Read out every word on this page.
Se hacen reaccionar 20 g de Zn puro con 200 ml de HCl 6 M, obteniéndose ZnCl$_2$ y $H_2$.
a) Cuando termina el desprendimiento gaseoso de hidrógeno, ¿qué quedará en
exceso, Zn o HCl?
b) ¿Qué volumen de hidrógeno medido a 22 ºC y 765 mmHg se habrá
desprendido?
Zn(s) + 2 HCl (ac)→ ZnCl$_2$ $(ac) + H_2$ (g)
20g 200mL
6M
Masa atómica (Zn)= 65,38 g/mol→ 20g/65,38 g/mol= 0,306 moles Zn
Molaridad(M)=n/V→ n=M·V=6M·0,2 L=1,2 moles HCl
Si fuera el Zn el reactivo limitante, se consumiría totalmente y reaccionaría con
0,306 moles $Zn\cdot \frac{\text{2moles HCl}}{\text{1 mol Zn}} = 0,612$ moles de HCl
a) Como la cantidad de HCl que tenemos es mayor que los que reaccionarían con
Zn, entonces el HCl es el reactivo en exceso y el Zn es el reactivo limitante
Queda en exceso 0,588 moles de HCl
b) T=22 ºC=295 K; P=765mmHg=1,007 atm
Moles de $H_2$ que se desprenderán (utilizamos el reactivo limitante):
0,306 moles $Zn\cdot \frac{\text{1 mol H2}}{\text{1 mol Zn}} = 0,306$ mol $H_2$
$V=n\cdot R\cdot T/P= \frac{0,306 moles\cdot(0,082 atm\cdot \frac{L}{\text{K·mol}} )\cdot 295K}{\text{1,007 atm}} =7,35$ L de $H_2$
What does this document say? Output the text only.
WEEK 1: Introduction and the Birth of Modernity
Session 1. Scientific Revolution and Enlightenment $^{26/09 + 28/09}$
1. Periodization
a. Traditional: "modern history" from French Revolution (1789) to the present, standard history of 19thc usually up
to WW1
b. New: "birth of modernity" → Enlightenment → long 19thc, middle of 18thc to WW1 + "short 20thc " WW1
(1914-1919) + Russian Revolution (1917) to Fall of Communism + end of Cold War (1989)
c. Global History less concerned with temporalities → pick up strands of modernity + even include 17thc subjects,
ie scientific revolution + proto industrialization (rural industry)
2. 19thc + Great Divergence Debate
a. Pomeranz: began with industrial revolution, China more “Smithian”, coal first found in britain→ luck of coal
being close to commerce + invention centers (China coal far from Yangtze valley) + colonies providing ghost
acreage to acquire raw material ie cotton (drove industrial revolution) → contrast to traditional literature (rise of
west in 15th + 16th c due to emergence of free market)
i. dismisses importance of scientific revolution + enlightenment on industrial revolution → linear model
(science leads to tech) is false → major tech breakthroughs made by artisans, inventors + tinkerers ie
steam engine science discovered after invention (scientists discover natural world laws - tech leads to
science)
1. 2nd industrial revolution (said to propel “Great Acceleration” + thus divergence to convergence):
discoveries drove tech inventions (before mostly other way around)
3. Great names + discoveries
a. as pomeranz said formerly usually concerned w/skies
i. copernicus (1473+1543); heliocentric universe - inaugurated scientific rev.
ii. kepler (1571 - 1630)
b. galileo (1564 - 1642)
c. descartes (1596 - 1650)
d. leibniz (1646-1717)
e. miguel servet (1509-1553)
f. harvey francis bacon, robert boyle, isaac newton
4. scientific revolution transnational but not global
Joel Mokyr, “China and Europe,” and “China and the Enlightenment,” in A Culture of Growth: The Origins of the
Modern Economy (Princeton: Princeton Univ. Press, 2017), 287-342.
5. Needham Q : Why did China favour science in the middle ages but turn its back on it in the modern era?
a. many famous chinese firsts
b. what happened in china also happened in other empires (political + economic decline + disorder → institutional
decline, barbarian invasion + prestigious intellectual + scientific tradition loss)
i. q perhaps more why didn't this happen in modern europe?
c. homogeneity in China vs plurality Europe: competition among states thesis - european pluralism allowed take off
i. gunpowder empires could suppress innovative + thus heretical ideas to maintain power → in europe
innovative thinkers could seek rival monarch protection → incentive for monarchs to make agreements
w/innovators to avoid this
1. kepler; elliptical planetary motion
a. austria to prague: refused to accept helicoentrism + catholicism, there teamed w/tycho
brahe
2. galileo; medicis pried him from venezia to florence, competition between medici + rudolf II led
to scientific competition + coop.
□ □ □ □ □
What you should do → Return all lines containing the word "leads".

Written response →
(science leads to tech) is false → major tech breakthroughs made by artisans, inventors + tinkerers ie
steam engine science discovered after invention (scientists discover natural world laws - tech leads to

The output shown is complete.